What this task involves = Write out all of the lines below, exactly and completely.

Entries taken from a collection =
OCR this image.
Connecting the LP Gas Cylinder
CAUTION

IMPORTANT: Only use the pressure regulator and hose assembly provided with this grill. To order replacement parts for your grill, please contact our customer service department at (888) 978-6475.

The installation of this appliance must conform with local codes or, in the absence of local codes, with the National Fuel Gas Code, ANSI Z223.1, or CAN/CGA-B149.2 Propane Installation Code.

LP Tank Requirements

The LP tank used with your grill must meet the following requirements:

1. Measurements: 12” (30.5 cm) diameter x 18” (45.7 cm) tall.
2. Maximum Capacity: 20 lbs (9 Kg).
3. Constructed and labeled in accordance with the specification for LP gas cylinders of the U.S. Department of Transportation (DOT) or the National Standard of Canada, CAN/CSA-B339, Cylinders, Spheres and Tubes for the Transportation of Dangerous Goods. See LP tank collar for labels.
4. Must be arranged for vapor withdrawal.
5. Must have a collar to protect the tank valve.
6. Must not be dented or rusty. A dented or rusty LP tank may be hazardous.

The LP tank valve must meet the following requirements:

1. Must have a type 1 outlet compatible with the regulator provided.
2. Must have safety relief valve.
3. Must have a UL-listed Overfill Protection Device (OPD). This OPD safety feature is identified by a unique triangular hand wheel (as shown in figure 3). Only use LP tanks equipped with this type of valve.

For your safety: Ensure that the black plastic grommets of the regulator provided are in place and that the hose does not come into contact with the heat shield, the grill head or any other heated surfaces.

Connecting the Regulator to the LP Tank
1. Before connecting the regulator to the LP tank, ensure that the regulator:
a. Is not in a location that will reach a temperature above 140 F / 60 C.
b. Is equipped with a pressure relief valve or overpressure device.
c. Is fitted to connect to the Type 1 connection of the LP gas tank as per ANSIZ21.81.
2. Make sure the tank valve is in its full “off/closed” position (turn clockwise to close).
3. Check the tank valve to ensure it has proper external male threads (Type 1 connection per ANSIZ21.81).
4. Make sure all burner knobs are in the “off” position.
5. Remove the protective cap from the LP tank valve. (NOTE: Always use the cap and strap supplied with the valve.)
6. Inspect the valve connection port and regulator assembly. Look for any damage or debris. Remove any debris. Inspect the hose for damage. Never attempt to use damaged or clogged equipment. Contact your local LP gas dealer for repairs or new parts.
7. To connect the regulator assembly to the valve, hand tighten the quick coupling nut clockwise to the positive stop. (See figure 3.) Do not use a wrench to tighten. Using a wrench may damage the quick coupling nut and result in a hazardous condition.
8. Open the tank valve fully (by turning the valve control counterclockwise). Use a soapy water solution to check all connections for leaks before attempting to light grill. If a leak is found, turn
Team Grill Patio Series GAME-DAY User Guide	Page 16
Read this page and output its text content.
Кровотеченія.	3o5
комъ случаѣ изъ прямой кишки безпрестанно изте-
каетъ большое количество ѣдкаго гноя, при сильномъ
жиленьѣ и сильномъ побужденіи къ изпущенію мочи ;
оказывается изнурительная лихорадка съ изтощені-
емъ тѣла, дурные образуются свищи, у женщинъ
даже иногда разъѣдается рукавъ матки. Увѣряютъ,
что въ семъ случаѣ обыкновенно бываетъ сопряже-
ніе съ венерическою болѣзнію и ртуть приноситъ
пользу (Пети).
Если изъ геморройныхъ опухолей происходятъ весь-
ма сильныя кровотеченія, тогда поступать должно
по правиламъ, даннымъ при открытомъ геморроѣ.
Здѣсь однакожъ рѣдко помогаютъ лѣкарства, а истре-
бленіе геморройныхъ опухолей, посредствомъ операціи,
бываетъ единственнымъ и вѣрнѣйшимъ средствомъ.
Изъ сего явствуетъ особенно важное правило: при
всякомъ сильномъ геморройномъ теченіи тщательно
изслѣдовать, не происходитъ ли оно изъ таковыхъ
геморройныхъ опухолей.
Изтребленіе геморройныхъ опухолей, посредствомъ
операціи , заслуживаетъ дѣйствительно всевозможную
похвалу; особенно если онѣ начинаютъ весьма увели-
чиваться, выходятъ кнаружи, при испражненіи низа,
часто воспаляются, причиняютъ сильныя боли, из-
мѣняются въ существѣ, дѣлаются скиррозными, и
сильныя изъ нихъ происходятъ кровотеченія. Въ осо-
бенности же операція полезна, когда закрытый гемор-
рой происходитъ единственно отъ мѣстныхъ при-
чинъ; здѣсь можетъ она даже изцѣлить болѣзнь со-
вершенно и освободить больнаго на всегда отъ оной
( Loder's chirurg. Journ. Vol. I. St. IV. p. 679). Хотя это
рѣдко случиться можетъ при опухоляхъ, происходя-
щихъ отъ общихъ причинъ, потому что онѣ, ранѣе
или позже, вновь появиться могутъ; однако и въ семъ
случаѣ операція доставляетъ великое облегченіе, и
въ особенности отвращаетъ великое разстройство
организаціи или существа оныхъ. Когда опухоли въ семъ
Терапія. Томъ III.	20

Output below =
OCR this image.
Connecting the LP Gas Cylinder
CAUTION

IMPORTANT: Only use the pressure regulator and hose assembly provided with this grill. To order replacement parts for your grill, please contact our customer service department at (888) 978-6475.

The installation of this appliance must conform with local codes or, in the absence of local codes, with the National Fuel Gas Code, ANSI Z223.1, or CAN/CGA-B149.2 Propane Installation Code.

LP Tank Requirements

The LP tank used with your grill must meet the following requirements:

1. Measurements: 12” (30.5 cm) diameter x 18” (45.7 cm) tall.
2. Maximum Capacity: 20 lbs (9 Kg).
3. Constructed and labeled in accordance with the specification for LP gas cylinders of the U.S. Department of Transportation (DOT) or the National Standard of Canada, CAN/CSA-B339, Cylinders, Spheres and Tubes for the Transportation of Dangerous Goods. See LP tank collar for labels.
4. Must be arranged for vapor withdrawal.
5. Must have a collar to protect the tank valve.
6. Must not be dented or rusty. A dented or rusty LP tank may be hazardous.

The LP tank valve must meet the following requirements:

1. Must have a type 1 outlet compatible with the regulator provided.
2. Must have safety relief valve.
3. Must have a UL-listed Overfill Protection Device (OPD). This OPD safety feature is identified by a unique triangular hand wheel (as shown in figure 3). Only use LP tanks equipped with this type of valve.

For your safety: Ensure that the black plastic grommets of the regulator provided are in place and that the hose does not come into contact with the heat shield, the grill head or any other heated surfaces.

Connecting the Regulator to the LP Tank
1. Before connecting the regulator to the LP tank, ensure that the regulator:
a. Is not in a location that will reach a temperature above 140 F / 60 C.
b. Is equipped with a pressure relief valve or overpressure device.
c. Is fitted to connect to the Type 1 connection of the LP gas tank as per ANSIZ21.81.
2. Make sure the tank valve is in its full “off/closed” position (turn clockwise to close).
3. Check the tank valve to ensure it has proper external male threads (Type 1 connection per ANSIZ21.81).
4. Make sure all burner knobs are in the “off” position.
5. Remove the protective cap from the LP tank valve. (NOTE: Always use the cap and strap supplied with the valve.)
6. Inspect the valve connection port and regulator assembly. Look for any damage or debris. Remove any debris. Inspect the hose for damage. Never attempt to use damaged or clogged equipment. Contact your local LP gas dealer for repairs or new parts.
7. To connect the regulator assembly to the valve, hand tighten the quick coupling nut clockwise to the positive stop. (See figure 3.) Do not use a wrench to tighten. Using a wrench may damage the quick coupling nut and result in a hazardous condition.
8. Open the tank valve fully (by turning the valve control counterclockwise). Use a soapy water solution to check all connections for leaks before attempting to light grill. If a leak is found, turn
Team Grill Patio Series GAME-DAY User Guide	Page 16
Read this page and output its text content.
Кровотеченія.	3o5
комъ случаѣ изъ прямой кишки безпрестанно изте-
каетъ большое количество ѣдкаго гноя, при сильномъ
жиленьѣ и сильномъ побужденіи къ изпущенію мочи ;
оказывается изнурительная лихорадка съ изтощені-
емъ тѣла, дурные образуются свищи, у женщинъ
даже иногда разъѣдается рукавъ матки. Увѣряютъ,
что въ семъ случаѣ обыкновенно бываетъ сопряже-
ніе съ венерическою болѣзнію и ртуть приноситъ
пользу (Пети).
Если изъ геморройныхъ опухолей происходятъ весь-
ма сильныя кровотеченія, тогда поступать должно
по правиламъ, даннымъ при открытомъ геморроѣ.
Здѣсь однакожъ рѣдко помогаютъ лѣкарства, а истре-
бленіе геморройныхъ опухолей, посредствомъ операціи,
бываетъ единственнымъ и вѣрнѣйшимъ средствомъ.
Изъ сего явствуетъ особенно важное правило: при
всякомъ сильномъ геморройномъ теченіи тщательно
изслѣдовать, не происходитъ ли оно изъ таковыхъ
геморройныхъ опухолей.
Изтребленіе геморройныхъ опухолей, посредствомъ
операціи , заслуживаетъ дѣйствительно всевозможную
похвалу; особенно если онѣ начинаютъ весьма увели-
чиваться, выходятъ кнаружи, при испражненіи низа,
часто воспаляются, причиняютъ сильныя боли, из-
мѣняются въ существѣ, дѣлаются скиррозными, и
сильныя изъ нихъ происходятъ кровотеченія. Въ осо-
бенности же операція полезна, когда закрытый гемор-
рой происходитъ единственно отъ мѣстныхъ при-
чинъ; здѣсь можетъ она даже изцѣлить болѣзнь со-
вершенно и освободить больнаго на всегда отъ оной
( Loder's chirurg. Journ. Vol. I. St. IV. p. 679). Хотя это
рѣдко случиться можетъ при опухоляхъ, происходя-
щихъ отъ общихъ причинъ, потому что онѣ, ранѣе
или позже, вновь появиться могутъ; однако и въ семъ
случаѣ операція доставляетъ великое облегченіе, и
въ особенности отвращаетъ великое разстройство
организаціи или существа оныхъ. Когда опухоли въ семъ
Терапія. Томъ III.	20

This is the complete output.